• TASK PROMPT: Omit every picture and write out the rest of the records exactly.

• MATERIAL SUPPLIED:
____________

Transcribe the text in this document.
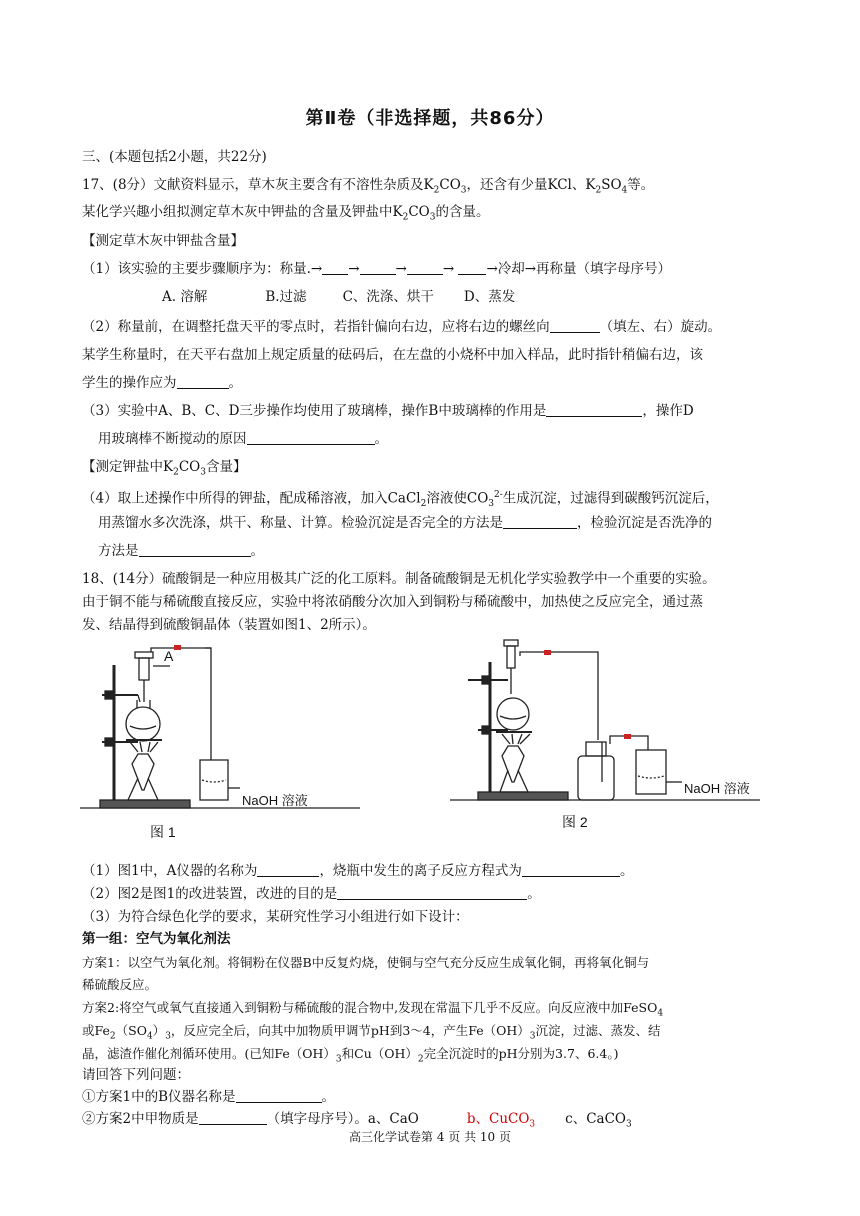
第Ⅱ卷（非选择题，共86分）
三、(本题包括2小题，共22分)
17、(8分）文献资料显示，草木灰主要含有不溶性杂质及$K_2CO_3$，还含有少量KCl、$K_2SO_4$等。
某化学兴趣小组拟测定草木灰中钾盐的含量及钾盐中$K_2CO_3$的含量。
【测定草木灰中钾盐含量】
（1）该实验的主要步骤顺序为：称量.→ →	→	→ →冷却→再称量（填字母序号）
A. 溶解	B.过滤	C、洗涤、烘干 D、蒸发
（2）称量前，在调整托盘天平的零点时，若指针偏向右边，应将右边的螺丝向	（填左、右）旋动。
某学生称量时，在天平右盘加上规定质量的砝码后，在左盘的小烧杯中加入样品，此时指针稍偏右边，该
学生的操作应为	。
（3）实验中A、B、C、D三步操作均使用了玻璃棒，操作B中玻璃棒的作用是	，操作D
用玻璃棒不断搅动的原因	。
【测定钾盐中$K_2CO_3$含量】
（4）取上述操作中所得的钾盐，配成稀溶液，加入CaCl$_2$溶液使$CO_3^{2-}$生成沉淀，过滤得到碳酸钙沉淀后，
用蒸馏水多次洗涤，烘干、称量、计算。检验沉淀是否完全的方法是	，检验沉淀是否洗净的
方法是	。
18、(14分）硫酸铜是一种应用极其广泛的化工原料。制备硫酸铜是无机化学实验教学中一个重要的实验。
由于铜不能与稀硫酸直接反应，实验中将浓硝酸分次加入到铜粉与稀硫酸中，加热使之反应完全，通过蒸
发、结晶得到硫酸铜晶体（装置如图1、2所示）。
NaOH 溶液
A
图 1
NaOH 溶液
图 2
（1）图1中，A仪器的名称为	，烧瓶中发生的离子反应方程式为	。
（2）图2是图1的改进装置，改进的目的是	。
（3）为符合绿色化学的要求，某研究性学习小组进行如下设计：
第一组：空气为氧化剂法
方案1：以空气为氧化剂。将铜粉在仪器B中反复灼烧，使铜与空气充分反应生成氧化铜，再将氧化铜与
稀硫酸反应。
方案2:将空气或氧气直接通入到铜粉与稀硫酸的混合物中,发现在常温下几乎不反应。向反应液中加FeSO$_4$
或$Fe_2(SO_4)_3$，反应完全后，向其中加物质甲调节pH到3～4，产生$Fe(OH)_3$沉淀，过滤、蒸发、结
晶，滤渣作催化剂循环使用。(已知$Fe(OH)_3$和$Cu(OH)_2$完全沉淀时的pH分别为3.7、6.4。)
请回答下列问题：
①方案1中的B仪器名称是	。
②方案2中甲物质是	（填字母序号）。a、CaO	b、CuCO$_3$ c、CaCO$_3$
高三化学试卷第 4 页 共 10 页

____________

• ANSWER TO THE TASK:
Transcribe the text in this document.
第Ⅱ卷（非选择题，共86分）
三、(本题包括2小题，共22分)
17、(8分）文献资料显示，草木灰主要含有不溶性杂质及$K_2CO_3$，还含有少量KCl、$K_2SO_4$等。
某化学兴趣小组拟测定草木灰中钾盐的含量及钾盐中$K_2CO_3$的含量。
【测定草木灰中钾盐含量】
（1）该实验的主要步骤顺序为：称量.→ →	→	→ →冷却→再称量（填字母序号）
A. 溶解	B.过滤	C、洗涤、烘干 D、蒸发
（2）称量前，在调整托盘天平的零点时，若指针偏向右边，应将右边的螺丝向	（填左、右）旋动。
某学生称量时，在天平右盘加上规定质量的砝码后，在左盘的小烧杯中加入样品，此时指针稍偏右边，该
学生的操作应为	。
（3）实验中A、B、C、D三步操作均使用了玻璃棒，操作B中玻璃棒的作用是	，操作D
用玻璃棒不断搅动的原因	。
【测定钾盐中$K_2CO_3$含量】
（4）取上述操作中所得的钾盐，配成稀溶液，加入CaCl$_2$溶液使$CO_3^{2-}$生成沉淀，过滤得到碳酸钙沉淀后，
用蒸馏水多次洗涤，烘干、称量、计算。检验沉淀是否完全的方法是	，检验沉淀是否洗净的
方法是	。
18、(14分）硫酸铜是一种应用极其广泛的化工原料。制备硫酸铜是无机化学实验教学中一个重要的实验。
由于铜不能与稀硫酸直接反应，实验中将浓硝酸分次加入到铜粉与稀硫酸中，加热使之反应完全，通过蒸
发、结晶得到硫酸铜晶体（装置如图1、2所示）。
NaOH 溶液
A
图 1
NaOH 溶液
图 2
（1）图1中，A仪器的名称为	，烧瓶中发生的离子反应方程式为	。
（2）图2是图1的改进装置，改进的目的是	。
（3）为符合绿色化学的要求，某研究性学习小组进行如下设计：
第一组：空气为氧化剂法
方案1：以空气为氧化剂。将铜粉在仪器B中反复灼烧，使铜与空气充分反应生成氧化铜，再将氧化铜与
稀硫酸反应。
方案2:将空气或氧气直接通入到铜粉与稀硫酸的混合物中,发现在常温下几乎不反应。向反应液中加FeSO$_4$
或$Fe_2(SO_4)_3$，反应完全后，向其中加物质甲调节pH到3～4，产生$Fe(OH)_3$沉淀，过滤、蒸发、结
晶，滤渣作催化剂循环使用。(已知$Fe(OH)_3$和$Cu(OH)_2$完全沉淀时的pH分别为3.7、6.4。)
请回答下列问题：
①方案1中的B仪器名称是	。
②方案2中甲物质是	（填字母序号）。a、CaO	b、CuCO$_3$ c、CaCO$_3$
高三化学试卷第 4 页 共 10 页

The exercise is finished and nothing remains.